Repeat the lines that follow, leaving nothing out.

PROVIDED INFORMATION:
>>>>

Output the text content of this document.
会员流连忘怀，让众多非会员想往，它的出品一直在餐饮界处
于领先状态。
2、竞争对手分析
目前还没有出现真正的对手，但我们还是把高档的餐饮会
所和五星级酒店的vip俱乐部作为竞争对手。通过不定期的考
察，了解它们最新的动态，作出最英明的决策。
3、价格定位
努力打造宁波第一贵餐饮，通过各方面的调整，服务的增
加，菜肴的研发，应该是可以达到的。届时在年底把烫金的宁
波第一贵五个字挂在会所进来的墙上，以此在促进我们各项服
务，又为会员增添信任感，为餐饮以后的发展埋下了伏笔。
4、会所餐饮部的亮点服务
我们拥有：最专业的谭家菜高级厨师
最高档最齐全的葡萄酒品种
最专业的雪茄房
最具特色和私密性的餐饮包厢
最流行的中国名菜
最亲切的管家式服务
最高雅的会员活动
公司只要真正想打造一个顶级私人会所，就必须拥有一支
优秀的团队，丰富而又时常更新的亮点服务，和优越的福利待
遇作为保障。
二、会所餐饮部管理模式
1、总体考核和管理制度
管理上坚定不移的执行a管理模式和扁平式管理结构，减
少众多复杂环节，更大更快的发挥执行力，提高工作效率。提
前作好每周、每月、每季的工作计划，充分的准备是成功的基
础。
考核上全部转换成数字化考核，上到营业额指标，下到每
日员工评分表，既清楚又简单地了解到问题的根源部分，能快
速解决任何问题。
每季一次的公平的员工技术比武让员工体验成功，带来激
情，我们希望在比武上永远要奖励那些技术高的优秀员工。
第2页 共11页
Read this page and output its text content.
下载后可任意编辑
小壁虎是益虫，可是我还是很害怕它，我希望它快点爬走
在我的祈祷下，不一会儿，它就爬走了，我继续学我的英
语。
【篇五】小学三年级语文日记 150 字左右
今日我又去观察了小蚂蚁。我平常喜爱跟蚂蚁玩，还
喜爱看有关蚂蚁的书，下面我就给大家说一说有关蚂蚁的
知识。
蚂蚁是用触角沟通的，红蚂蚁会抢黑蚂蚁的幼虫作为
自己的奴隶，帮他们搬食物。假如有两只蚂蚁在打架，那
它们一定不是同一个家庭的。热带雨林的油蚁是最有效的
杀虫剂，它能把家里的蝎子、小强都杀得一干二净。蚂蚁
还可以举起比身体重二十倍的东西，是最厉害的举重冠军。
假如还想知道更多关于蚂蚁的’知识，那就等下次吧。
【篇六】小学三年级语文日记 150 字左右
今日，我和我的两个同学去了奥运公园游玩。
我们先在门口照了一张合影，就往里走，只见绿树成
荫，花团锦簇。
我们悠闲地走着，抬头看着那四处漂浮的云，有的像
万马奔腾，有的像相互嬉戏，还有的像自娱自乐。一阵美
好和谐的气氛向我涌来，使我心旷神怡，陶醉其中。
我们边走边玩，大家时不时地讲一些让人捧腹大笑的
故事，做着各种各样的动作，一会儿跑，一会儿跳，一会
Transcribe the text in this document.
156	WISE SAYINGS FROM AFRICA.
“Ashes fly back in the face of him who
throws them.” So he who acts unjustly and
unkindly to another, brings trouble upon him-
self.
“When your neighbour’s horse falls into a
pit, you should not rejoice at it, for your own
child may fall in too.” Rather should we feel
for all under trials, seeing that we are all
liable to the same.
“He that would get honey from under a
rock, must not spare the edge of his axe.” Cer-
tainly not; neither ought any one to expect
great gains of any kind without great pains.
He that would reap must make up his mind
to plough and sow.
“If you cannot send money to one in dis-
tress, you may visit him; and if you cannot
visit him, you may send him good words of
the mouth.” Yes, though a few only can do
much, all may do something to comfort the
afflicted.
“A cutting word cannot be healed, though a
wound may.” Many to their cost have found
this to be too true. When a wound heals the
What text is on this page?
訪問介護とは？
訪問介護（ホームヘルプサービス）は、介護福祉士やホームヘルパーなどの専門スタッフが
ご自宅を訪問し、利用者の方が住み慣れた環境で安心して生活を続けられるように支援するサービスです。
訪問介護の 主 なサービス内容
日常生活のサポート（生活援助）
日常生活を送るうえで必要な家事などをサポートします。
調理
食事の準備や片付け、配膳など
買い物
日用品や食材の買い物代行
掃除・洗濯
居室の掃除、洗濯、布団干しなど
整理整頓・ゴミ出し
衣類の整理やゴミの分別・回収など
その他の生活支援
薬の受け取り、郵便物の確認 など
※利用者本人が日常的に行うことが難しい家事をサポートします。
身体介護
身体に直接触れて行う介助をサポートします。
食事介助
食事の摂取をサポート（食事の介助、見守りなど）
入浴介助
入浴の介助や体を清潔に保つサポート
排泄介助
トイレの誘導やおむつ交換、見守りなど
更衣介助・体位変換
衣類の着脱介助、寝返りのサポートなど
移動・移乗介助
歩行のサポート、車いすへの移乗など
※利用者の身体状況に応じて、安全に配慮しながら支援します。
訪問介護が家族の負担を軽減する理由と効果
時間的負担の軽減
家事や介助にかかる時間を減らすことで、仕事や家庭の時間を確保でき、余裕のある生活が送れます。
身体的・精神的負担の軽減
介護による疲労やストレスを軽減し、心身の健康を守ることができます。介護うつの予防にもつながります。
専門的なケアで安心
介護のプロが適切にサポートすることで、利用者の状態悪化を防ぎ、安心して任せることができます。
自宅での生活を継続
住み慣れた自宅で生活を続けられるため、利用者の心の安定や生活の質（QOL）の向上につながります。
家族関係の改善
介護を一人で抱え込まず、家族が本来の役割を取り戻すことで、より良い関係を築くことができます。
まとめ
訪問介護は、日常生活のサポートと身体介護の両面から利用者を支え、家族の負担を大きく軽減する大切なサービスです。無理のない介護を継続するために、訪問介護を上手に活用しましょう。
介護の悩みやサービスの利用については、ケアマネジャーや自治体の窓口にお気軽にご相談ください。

<<<<

REPLY:
Output the text content of this document.
会员流连忘怀，让众多非会员想往，它的出品一直在餐饮界处
于领先状态。
2、竞争对手分析
目前还没有出现真正的对手，但我们还是把高档的餐饮会
所和五星级酒店的vip俱乐部作为竞争对手。通过不定期的考
察，了解它们最新的动态，作出最英明的决策。
3、价格定位
努力打造宁波第一贵餐饮，通过各方面的调整，服务的增
加，菜肴的研发，应该是可以达到的。届时在年底把烫金的宁
波第一贵五个字挂在会所进来的墙上，以此在促进我们各项服
务，又为会员增添信任感，为餐饮以后的发展埋下了伏笔。
4、会所餐饮部的亮点服务
我们拥有：最专业的谭家菜高级厨师
最高档最齐全的葡萄酒品种
最专业的雪茄房
最具特色和私密性的餐饮包厢
最流行的中国名菜
最亲切的管家式服务
最高雅的会员活动
公司只要真正想打造一个顶级私人会所，就必须拥有一支
优秀的团队，丰富而又时常更新的亮点服务，和优越的福利待
遇作为保障。
二、会所餐饮部管理模式
1、总体考核和管理制度
管理上坚定不移的执行a管理模式和扁平式管理结构，减
少众多复杂环节，更大更快的发挥执行力，提高工作效率。提
前作好每周、每月、每季的工作计划，充分的准备是成功的基
础。
考核上全部转换成数字化考核，上到营业额指标，下到每
日员工评分表，既清楚又简单地了解到问题的根源部分，能快
速解决任何问题。
每季一次的公平的员工技术比武让员工体验成功，带来激
情，我们希望在比武上永远要奖励那些技术高的优秀员工。
第2页 共11页
Read this page and output its text content.
下载后可任意编辑
小壁虎是益虫，可是我还是很害怕它，我希望它快点爬走
在我的祈祷下，不一会儿，它就爬走了，我继续学我的英
语。
【篇五】小学三年级语文日记 150 字左右
今日我又去观察了小蚂蚁。我平常喜爱跟蚂蚁玩，还
喜爱看有关蚂蚁的书，下面我就给大家说一说有关蚂蚁的
知识。
蚂蚁是用触角沟通的，红蚂蚁会抢黑蚂蚁的幼虫作为
自己的奴隶，帮他们搬食物。假如有两只蚂蚁在打架，那
它们一定不是同一个家庭的。热带雨林的油蚁是最有效的
杀虫剂，它能把家里的蝎子、小强都杀得一干二净。蚂蚁
还可以举起比身体重二十倍的东西，是最厉害的举重冠军。
假如还想知道更多关于蚂蚁的’知识，那就等下次吧。
【篇六】小学三年级语文日记 150 字左右
今日，我和我的两个同学去了奥运公园游玩。
我们先在门口照了一张合影，就往里走，只见绿树成
荫，花团锦簇。
我们悠闲地走着，抬头看着那四处漂浮的云，有的像
万马奔腾，有的像相互嬉戏，还有的像自娱自乐。一阵美
好和谐的气氛向我涌来，使我心旷神怡，陶醉其中。
我们边走边玩，大家时不时地讲一些让人捧腹大笑的
故事，做着各种各样的动作，一会儿跑，一会儿跳，一会
Transcribe the text in this document.
156	WISE SAYINGS FROM AFRICA.
“Ashes fly back in the face of him who
throws them.” So he who acts unjustly and
unkindly to another, brings trouble upon him-
self.
“When your neighbour’s horse falls into a
pit, you should not rejoice at it, for your own
child may fall in too.” Rather should we feel
for all under trials, seeing that we are all
liable to the same.
“He that would get honey from under a
rock, must not spare the edge of his axe.” Cer-
tainly not; neither ought any one to expect
great gains of any kind without great pains.
He that would reap must make up his mind
to plough and sow.
“If you cannot send money to one in dis-
tress, you may visit him; and if you cannot
visit him, you may send him good words of
the mouth.” Yes, though a few only can do
much, all may do something to comfort the
afflicted.
“A cutting word cannot be healed, though a
wound may.” Many to their cost have found
this to be too true. When a wound heals the
What text is on this page?
訪問介護とは？
訪問介護（ホームヘルプサービス）は、介護福祉士やホームヘルパーなどの専門スタッフが
ご自宅を訪問し、利用者の方が住み慣れた環境で安心して生活を続けられるように支援するサービスです。
訪問介護の 主 なサービス内容
日常生活のサポート（生活援助）
日常生活を送るうえで必要な家事などをサポートします。
調理
食事の準備や片付け、配膳など
買い物
日用品や食材の買い物代行
掃除・洗濯
居室の掃除、洗濯、布団干しなど
整理整頓・ゴミ出し
衣類の整理やゴミの分別・回収など
その他の生活支援
薬の受け取り、郵便物の確認 など
※利用者本人が日常的に行うことが難しい家事をサポートします。
身体介護
身体に直接触れて行う介助をサポートします。
食事介助
食事の摂取をサポート（食事の介助、見守りなど）
入浴介助
入浴の介助や体を清潔に保つサポート
排泄介助
トイレの誘導やおむつ交換、見守りなど
更衣介助・体位変換
衣類の着脱介助、寝返りのサポートなど
移動・移乗介助
歩行のサポート、車いすへの移乗など
※利用者の身体状況に応じて、安全に配慮しながら支援します。
訪問介護が家族の負担を軽減する理由と効果
時間的負担の軽減
家事や介助にかかる時間を減らすことで、仕事や家庭の時間を確保でき、余裕のある生活が送れます。
身体的・精神的負担の軽減
介護による疲労やストレスを軽減し、心身の健康を守ることができます。介護うつの予防にもつながります。
専門的なケアで安心
介護のプロが適切にサポートすることで、利用者の状態悪化を防ぎ、安心して任せることができます。
自宅での生活を継続
住み慣れた自宅で生活を続けられるため、利用者の心の安定や生活の質（QOL）の向上につながります。
家族関係の改善
介護を一人で抱え込まず、家族が本来の役割を取り戻すことで、より良い関係を築くことができます。
まとめ
訪問介護は、日常生活のサポートと身体介護の両面から利用者を支え、家族の負担を大きく軽減する大切なサービスです。無理のない介護を継続するために、訪問介護を上手に活用しましょう。
介護の悩みやサービスの利用については、ケアマネジャーや自治体の窓口にお気軽にご相談ください。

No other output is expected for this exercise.